▸ Prompt:
Give the listing again exactly, omitting its images.

==== Data shown

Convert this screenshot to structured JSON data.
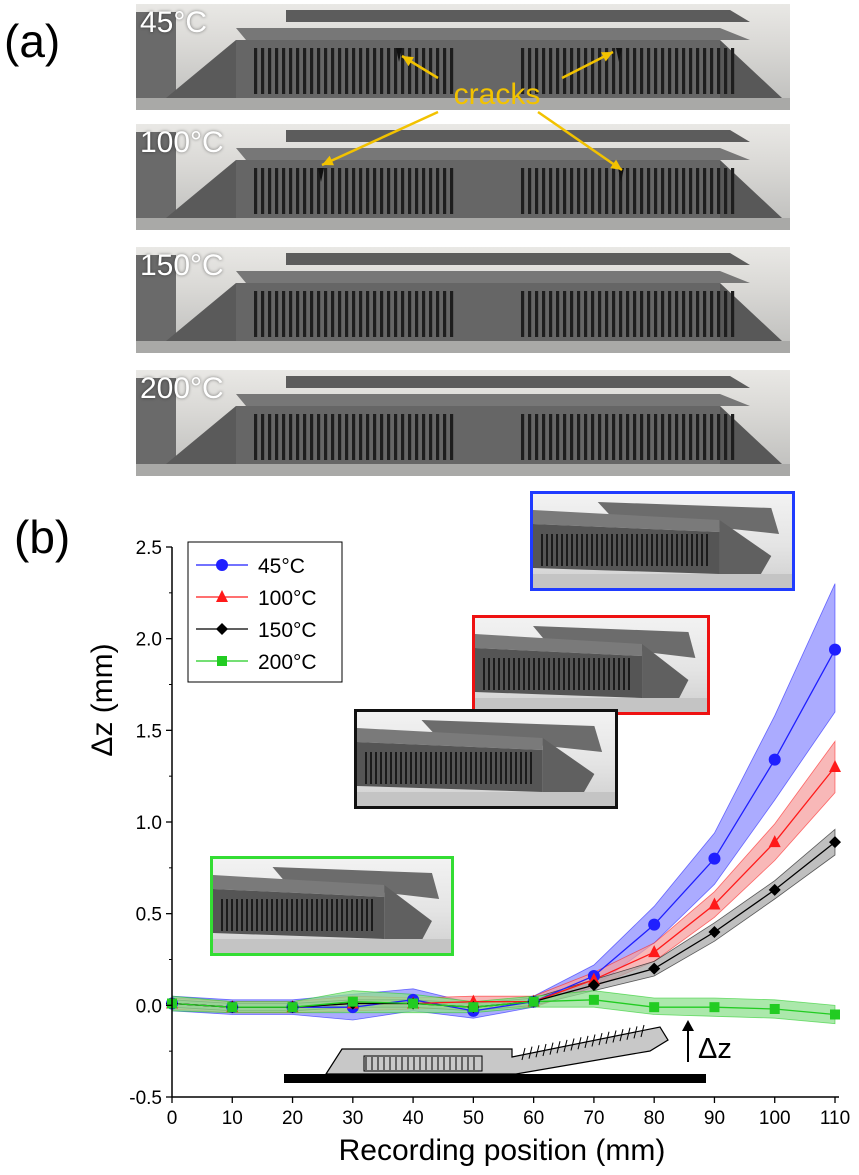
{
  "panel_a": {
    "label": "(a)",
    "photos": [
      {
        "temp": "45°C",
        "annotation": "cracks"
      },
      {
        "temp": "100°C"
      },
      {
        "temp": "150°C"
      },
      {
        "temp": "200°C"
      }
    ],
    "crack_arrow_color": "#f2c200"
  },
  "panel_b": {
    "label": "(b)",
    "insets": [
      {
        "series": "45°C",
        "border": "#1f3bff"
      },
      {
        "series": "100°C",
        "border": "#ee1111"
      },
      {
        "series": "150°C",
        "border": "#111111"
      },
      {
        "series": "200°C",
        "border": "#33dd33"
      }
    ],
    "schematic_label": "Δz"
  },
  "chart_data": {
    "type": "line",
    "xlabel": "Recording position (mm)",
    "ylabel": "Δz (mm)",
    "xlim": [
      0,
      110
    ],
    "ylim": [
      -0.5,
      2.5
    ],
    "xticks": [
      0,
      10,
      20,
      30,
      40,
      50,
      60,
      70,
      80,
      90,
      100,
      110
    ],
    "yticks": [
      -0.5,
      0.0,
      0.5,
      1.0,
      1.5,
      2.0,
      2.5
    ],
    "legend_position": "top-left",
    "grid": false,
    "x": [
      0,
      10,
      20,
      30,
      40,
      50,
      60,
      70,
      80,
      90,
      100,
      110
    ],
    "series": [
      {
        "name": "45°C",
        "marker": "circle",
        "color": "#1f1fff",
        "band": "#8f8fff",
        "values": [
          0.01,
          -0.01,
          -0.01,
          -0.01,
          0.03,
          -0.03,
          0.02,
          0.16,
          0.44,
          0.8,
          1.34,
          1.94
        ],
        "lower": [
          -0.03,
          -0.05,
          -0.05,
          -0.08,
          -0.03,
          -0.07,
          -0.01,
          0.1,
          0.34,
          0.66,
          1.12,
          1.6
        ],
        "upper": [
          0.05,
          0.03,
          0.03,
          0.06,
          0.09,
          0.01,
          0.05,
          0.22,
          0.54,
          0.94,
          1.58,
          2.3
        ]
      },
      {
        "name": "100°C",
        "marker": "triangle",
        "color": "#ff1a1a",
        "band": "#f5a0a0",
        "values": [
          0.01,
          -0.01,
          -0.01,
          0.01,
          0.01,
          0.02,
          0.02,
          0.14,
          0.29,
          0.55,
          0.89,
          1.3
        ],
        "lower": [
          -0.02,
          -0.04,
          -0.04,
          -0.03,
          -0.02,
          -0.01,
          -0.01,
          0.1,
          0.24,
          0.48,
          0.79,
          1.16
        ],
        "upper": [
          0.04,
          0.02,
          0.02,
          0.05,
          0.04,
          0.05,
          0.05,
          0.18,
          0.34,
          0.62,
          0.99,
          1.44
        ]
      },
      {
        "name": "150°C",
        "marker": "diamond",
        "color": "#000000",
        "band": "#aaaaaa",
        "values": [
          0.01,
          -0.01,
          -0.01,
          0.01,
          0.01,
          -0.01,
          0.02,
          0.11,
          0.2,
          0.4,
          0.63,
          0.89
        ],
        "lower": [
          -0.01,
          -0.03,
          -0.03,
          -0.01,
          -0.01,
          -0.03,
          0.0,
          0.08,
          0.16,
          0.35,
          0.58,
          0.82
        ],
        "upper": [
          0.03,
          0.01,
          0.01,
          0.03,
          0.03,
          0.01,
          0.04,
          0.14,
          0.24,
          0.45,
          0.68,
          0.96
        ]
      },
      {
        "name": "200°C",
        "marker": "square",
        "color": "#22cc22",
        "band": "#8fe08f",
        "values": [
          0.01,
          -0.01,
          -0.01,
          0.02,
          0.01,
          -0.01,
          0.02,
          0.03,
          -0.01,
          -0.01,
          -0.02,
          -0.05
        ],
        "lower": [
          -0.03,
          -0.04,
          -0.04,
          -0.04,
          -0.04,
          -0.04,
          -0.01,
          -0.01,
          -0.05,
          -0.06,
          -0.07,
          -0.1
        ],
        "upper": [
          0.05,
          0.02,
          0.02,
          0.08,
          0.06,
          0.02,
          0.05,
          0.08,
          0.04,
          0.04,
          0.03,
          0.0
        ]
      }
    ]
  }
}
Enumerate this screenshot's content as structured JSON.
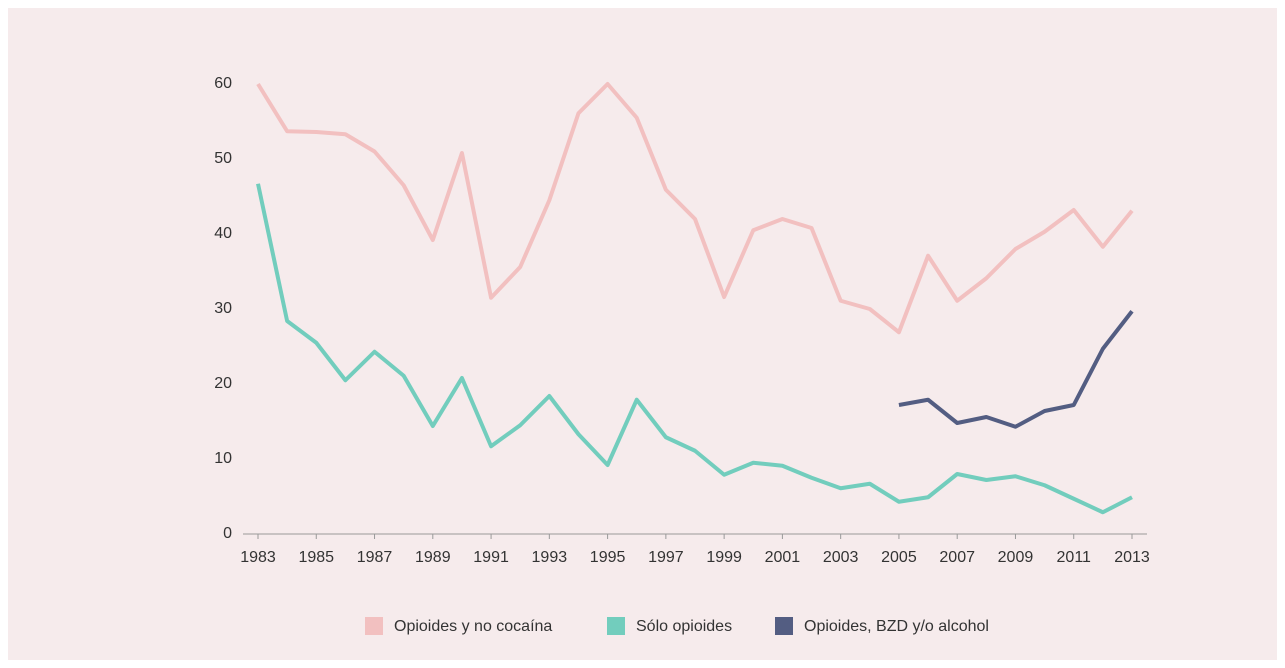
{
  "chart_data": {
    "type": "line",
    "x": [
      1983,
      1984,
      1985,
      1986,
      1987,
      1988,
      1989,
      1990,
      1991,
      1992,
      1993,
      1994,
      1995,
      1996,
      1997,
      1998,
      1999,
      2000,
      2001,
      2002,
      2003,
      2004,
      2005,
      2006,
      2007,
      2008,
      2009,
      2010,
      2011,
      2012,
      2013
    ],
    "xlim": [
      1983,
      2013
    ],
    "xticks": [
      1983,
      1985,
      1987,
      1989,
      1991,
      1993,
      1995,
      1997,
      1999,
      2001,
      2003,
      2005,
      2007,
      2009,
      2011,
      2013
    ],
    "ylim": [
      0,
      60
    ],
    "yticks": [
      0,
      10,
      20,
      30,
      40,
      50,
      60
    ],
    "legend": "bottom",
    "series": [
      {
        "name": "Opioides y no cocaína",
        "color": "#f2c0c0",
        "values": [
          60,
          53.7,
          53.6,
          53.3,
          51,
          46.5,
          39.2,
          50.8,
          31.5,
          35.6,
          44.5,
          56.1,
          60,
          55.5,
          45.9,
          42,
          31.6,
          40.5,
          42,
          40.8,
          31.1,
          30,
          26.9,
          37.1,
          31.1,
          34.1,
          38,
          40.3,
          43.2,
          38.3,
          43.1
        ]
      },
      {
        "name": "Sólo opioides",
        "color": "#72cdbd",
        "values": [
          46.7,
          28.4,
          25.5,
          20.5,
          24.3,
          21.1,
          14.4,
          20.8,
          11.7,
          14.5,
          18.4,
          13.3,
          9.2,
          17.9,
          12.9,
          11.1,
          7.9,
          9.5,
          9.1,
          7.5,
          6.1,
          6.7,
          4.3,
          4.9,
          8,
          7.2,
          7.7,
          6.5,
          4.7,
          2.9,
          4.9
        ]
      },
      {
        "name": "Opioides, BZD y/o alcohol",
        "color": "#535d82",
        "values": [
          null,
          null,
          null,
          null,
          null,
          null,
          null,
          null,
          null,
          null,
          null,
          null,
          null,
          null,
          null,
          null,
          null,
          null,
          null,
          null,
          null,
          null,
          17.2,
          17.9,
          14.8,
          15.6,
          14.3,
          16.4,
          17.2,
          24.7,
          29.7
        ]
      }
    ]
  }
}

========

▸ Response:
Convert this screenshot to structured JSON data.
{
  "panel_a": {
    "label": "(a)",
    "photos": [
      {
        "temp": "45°C",
        "annotation": "cracks"
      },
      {
        "temp": "100°C"
      },
      {
        "temp": "150°C"
      },
      {
        "temp": "200°C"
      }
    ],
    "crack_arrow_color": "#f2c200"
  },
  "panel_b": {
    "label": "(b)",
    "insets": [
      {
        "series": "45°C",
        "border": "#1f3bff"
      },
      {
        "series": "100°C",
        "border": "#ee1111"
      },
      {
        "series": "150°C",
        "border": "#111111"
      },
      {
        "series": "200°C",
        "border": "#33dd33"
      }
    ],
    "schematic_label": "Δz"
  },
  "chart_data": {
    "type": "line",
    "xlabel": "Recording position (mm)",
    "ylabel": "Δz (mm)",
    "xlim": [
      0,
      110
    ],
    "ylim": [
      -0.5,
      2.5
    ],
    "xticks": [
      0,
      10,
      20,
      30,
      40,
      50,
      60,
      70,
      80,
      90,
      100,
      110
    ],
    "yticks": [
      -0.5,
      0.0,
      0.5,
      1.0,
      1.5,
      2.0,
      2.5
    ],
    "legend_position": "top-left",
    "grid": false,
    "x": [
      0,
      10,
      20,
      30,
      40,
      50,
      60,
      70,
      80,
      90,
      100,
      110
    ],
    "series": [
      {
        "name": "45°C",
        "marker": "circle",
        "color": "#1f1fff",
        "band": "#8f8fff",
        "values": [
          0.01,
          -0.01,
          -0.01,
          -0.01,
          0.03,
          -0.03,
          0.02,
          0.16,
          0.44,
          0.8,
          1.34,
          1.94
        ],
        "lower": [
          -0.03,
          -0.05,
          -0.05,
          -0.08,
          -0.03,
          -0.07,
          -0.01,
          0.1,
          0.34,
          0.66,
          1.12,
          1.6
        ],
        "upper": [
          0.05,
          0.03,
          0.03,
          0.06,
          0.09,
          0.01,
          0.05,
          0.22,
          0.54,
          0.94,
          1.58,
          2.3
        ]
      },
      {
        "name": "100°C",
        "marker": "triangle",
        "color": "#ff1a1a",
        "band": "#f5a0a0",
        "values": [
          0.01,
          -0.01,
          -0.01,
          0.01,
          0.01,
          0.02,
          0.02,
          0.14,
          0.29,
          0.55,
          0.89,
          1.3
        ],
        "lower": [
          -0.02,
          -0.04,
          -0.04,
          -0.03,
          -0.02,
          -0.01,
          -0.01,
          0.1,
          0.24,
          0.48,
          0.79,
          1.16
        ],
        "upper": [
          0.04,
          0.02,
          0.02,
          0.05,
          0.04,
          0.05,
          0.05,
          0.18,
          0.34,
          0.62,
          0.99,
          1.44
        ]
      },
      {
        "name": "150°C",
        "marker": "diamond",
        "color": "#000000",
        "band": "#aaaaaa",
        "values": [
          0.01,
          -0.01,
          -0.01,
          0.01,
          0.01,
          -0.01,
          0.02,
          0.11,
          0.2,
          0.4,
          0.63,
          0.89
        ],
        "lower": [
          -0.01,
          -0.03,
          -0.03,
          -0.01,
          -0.01,
          -0.03,
          0.0,
          0.08,
          0.16,
          0.35,
          0.58,
          0.82
        ],
        "upper": [
          0.03,
          0.01,
          0.01,
          0.03,
          0.03,
          0.01,
          0.04,
          0.14,
          0.24,
          0.45,
          0.68,
          0.96
        ]
      },
      {
        "name": "200°C",
        "marker": "square",
        "color": "#22cc22",
        "band": "#8fe08f",
        "values": [
          0.01,
          -0.01,
          -0.01,
          0.02,
          0.01,
          -0.01,
          0.02,
          0.03,
          -0.01,
          -0.01,
          -0.02,
          -0.05
        ],
        "lower": [
          -0.03,
          -0.04,
          -0.04,
          -0.04,
          -0.04,
          -0.04,
          -0.01,
          -0.01,
          -0.05,
          -0.06,
          -0.07,
          -0.1
        ],
        "upper": [
          0.05,
          0.02,
          0.02,
          0.08,
          0.06,
          0.02,
          0.05,
          0.08,
          0.04,
          0.04,
          0.03,
          0.0
        ]
      }
    ]
  }
}
Enumerate this screenshot's content as structured JSON.
{
  "chart_data": {
    "type": "line",
    "x": [
      1983,
      1984,
      1985,
      1986,
      1987,
      1988,
      1989,
      1990,
      1991,
      1992,
      1993,
      1994,
      1995,
      1996,
      1997,
      1998,
      1999,
      2000,
      2001,
      2002,
      2003,
      2004,
      2005,
      2006,
      2007,
      2008,
      2009,
      2010,
      2011,
      2012,
      2013
    ],
    "xlim": [
      1983,
      2013
    ],
    "xticks": [
      1983,
      1985,
      1987,
      1989,
      1991,
      1993,
      1995,
      1997,
      1999,
      2001,
      2003,
      2005,
      2007,
      2009,
      2011,
      2013
    ],
    "ylim": [
      0,
      60
    ],
    "yticks": [
      0,
      10,
      20,
      30,
      40,
      50,
      60
    ],
    "legend": "bottom",
    "series": [
      {
        "name": "Opioides y no cocaína",
        "color": "#f2c0c0",
        "values": [
          60,
          53.7,
          53.6,
          53.3,
          51,
          46.5,
          39.2,
          50.8,
          31.5,
          35.6,
          44.5,
          56.1,
          60,
          55.5,
          45.9,
          42,
          31.6,
          40.5,
          42,
          40.8,
          31.1,
          30,
          26.9,
          37.1,
          31.1,
          34.1,
          38,
          40.3,
          43.2,
          38.3,
          43.1
        ]
      },
      {
        "name": "Sólo opioides",
        "color": "#72cdbd",
        "values": [
          46.7,
          28.4,
          25.5,
          20.5,
          24.3,
          21.1,
          14.4,
          20.8,
          11.7,
          14.5,
          18.4,
          13.3,
          9.2,
          17.9,
          12.9,
          11.1,
          7.9,
          9.5,
          9.1,
          7.5,
          6.1,
          6.7,
          4.3,
          4.9,
          8,
          7.2,
          7.7,
          6.5,
          4.7,
          2.9,
          4.9
        ]
      },
      {
        "name": "Opioides, BZD y/o alcohol",
        "color": "#535d82",
        "values": [
          null,
          null,
          null,
          null,
          null,
          null,
          null,
          null,
          null,
          null,
          null,
          null,
          null,
          null,
          null,
          null,
          null,
          null,
          null,
          null,
          null,
          null,
          17.2,
          17.9,
          14.8,
          15.6,
          14.3,
          16.4,
          17.2,
          24.7,
          29.7
        ]
      }
    ]
  }
}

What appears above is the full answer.